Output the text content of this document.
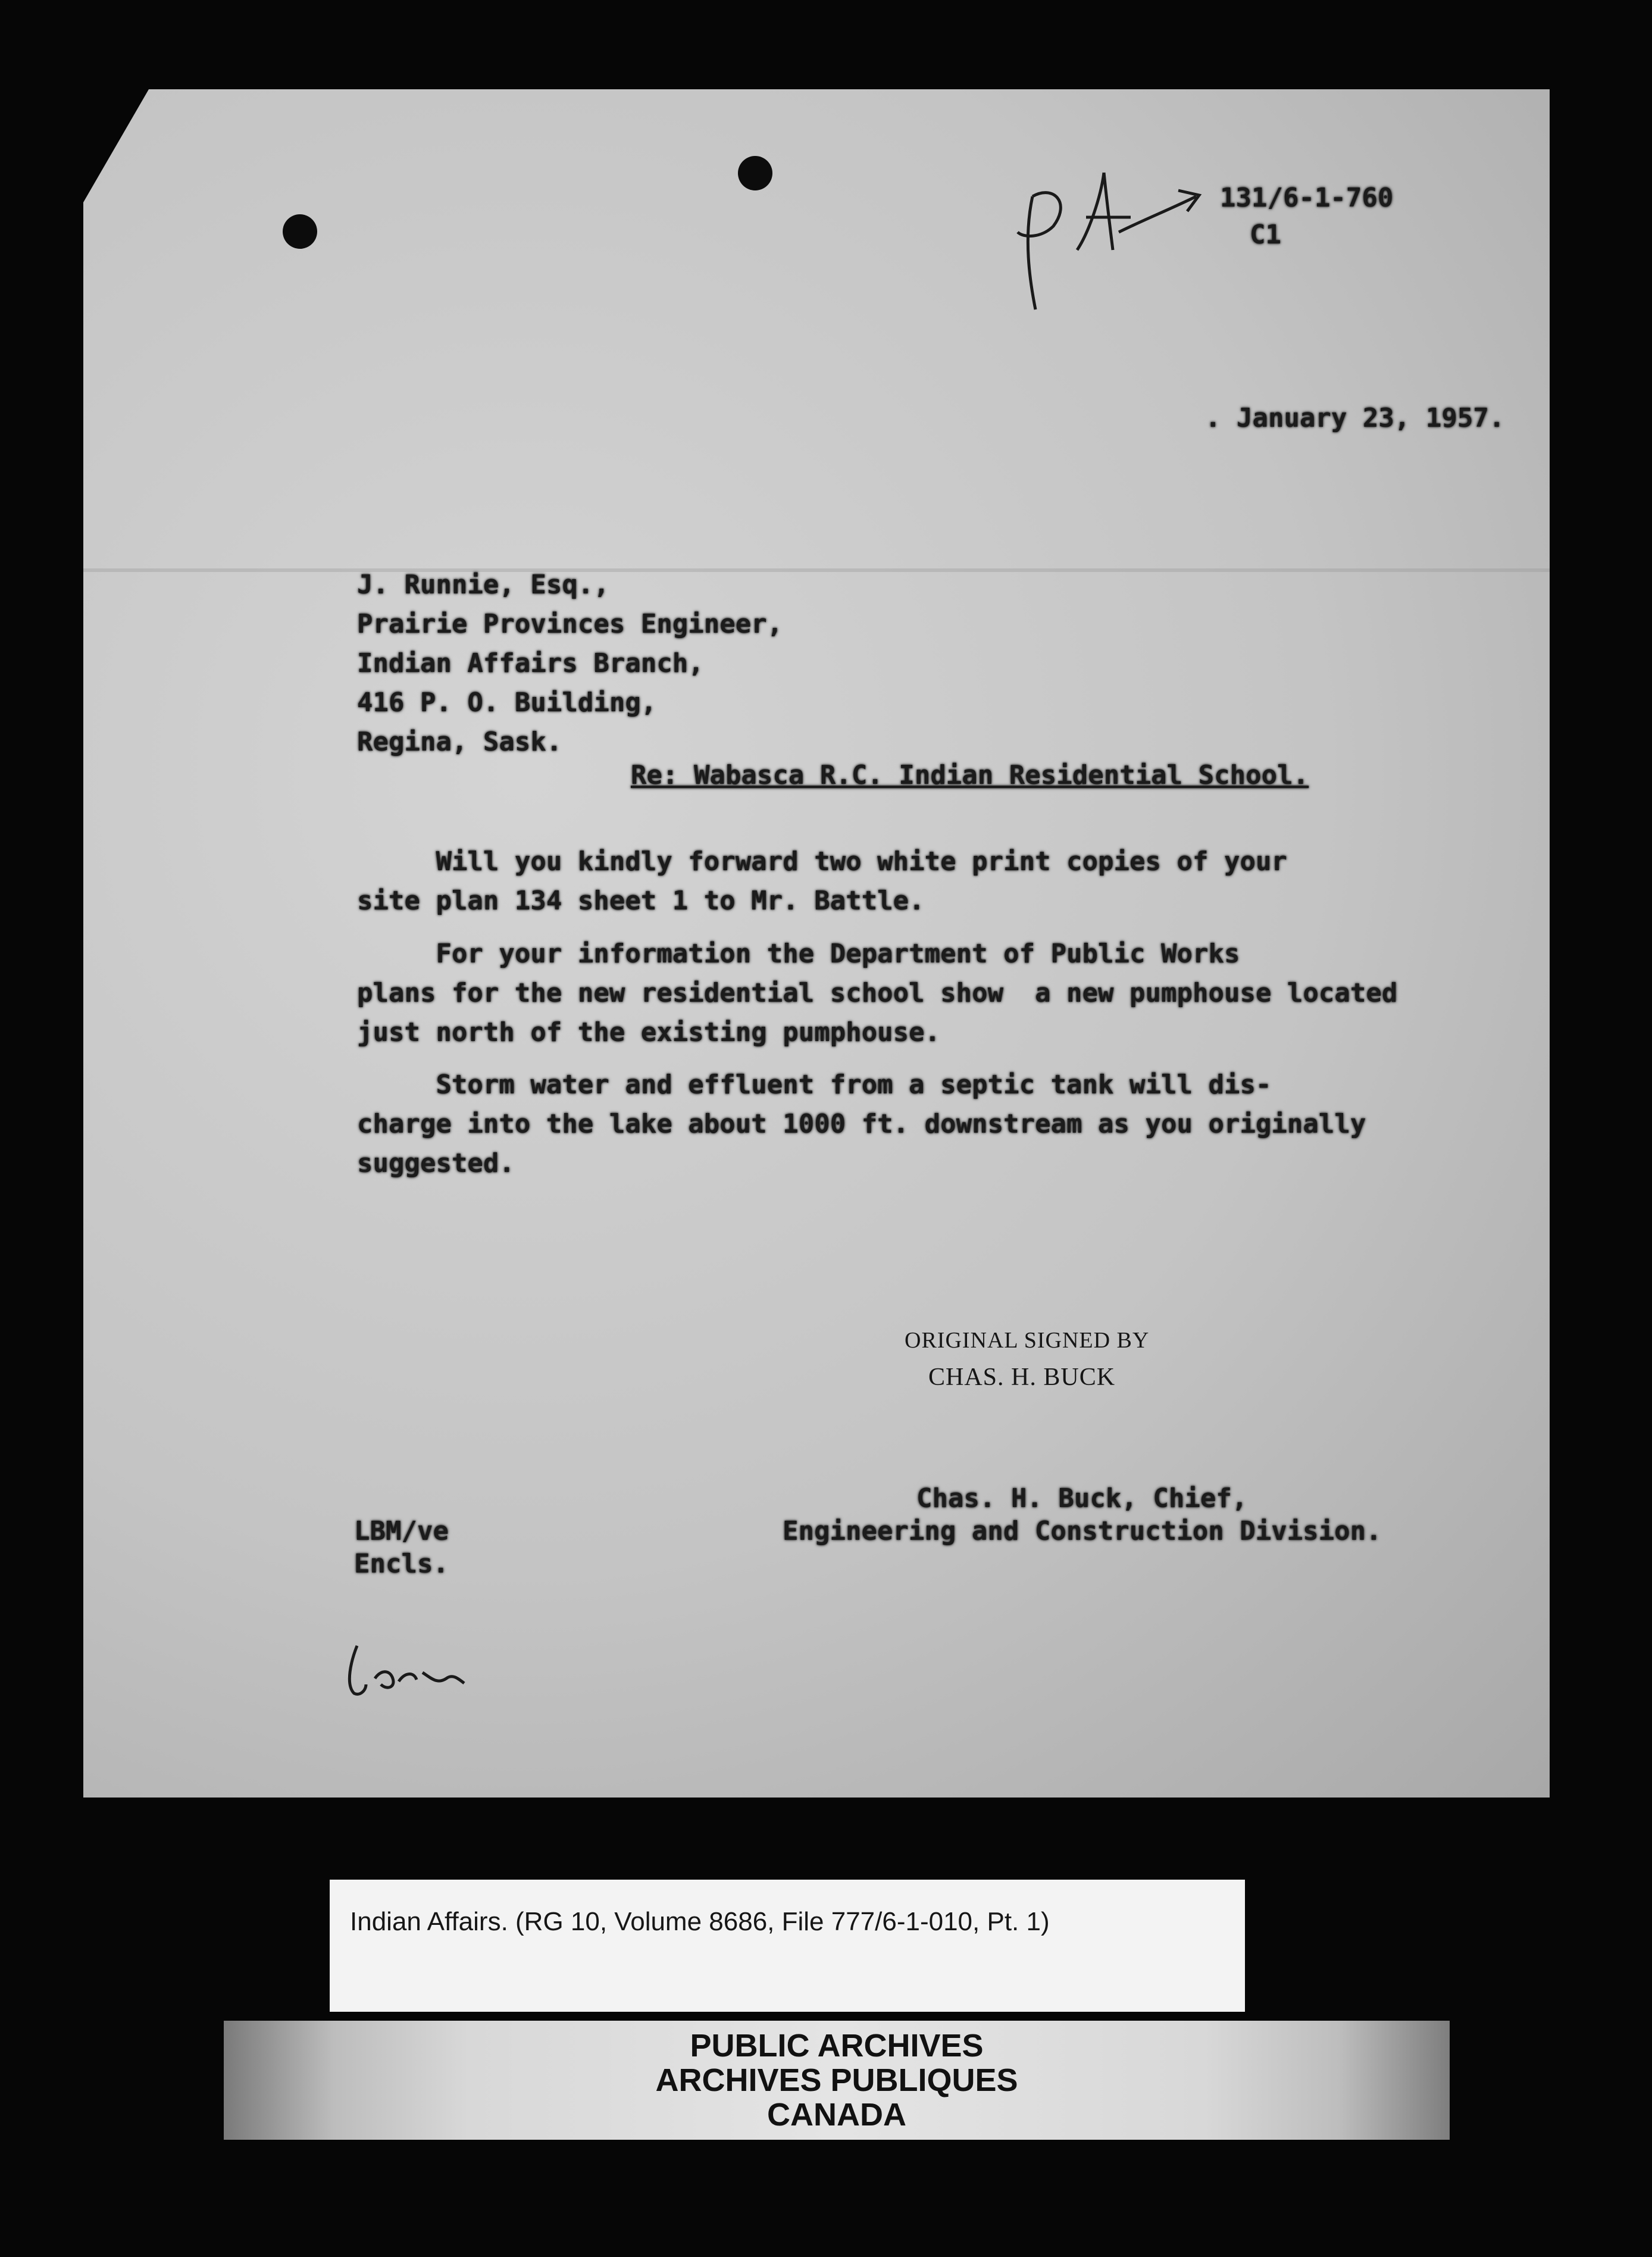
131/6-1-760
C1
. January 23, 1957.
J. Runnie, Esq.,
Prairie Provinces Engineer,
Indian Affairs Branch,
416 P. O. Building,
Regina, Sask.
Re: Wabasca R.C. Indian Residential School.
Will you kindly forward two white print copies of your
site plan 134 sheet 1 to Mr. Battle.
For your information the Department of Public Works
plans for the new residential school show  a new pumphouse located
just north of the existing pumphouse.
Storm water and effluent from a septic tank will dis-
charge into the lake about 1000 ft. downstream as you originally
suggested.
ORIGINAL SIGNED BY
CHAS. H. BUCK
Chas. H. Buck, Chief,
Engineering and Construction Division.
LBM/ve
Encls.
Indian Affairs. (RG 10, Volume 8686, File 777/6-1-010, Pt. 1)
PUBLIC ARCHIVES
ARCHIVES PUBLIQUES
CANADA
----
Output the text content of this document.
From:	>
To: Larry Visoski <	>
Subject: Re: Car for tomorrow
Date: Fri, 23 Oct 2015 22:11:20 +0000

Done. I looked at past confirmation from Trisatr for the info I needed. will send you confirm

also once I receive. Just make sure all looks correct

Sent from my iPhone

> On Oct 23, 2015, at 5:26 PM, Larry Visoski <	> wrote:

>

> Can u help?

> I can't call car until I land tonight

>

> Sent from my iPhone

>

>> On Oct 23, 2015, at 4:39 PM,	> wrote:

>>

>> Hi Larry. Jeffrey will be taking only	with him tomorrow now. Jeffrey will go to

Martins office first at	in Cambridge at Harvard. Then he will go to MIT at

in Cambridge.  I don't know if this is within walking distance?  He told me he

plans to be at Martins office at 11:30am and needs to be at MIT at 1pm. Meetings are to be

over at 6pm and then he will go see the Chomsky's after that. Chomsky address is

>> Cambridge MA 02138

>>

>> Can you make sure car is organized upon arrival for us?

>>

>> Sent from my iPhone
----
_Exercise_
From the data above, copy each line that has the string "iPhone".

_Finished task_
Sent from my iPhone
> Sent from my iPhone
>> Sent from my iPhone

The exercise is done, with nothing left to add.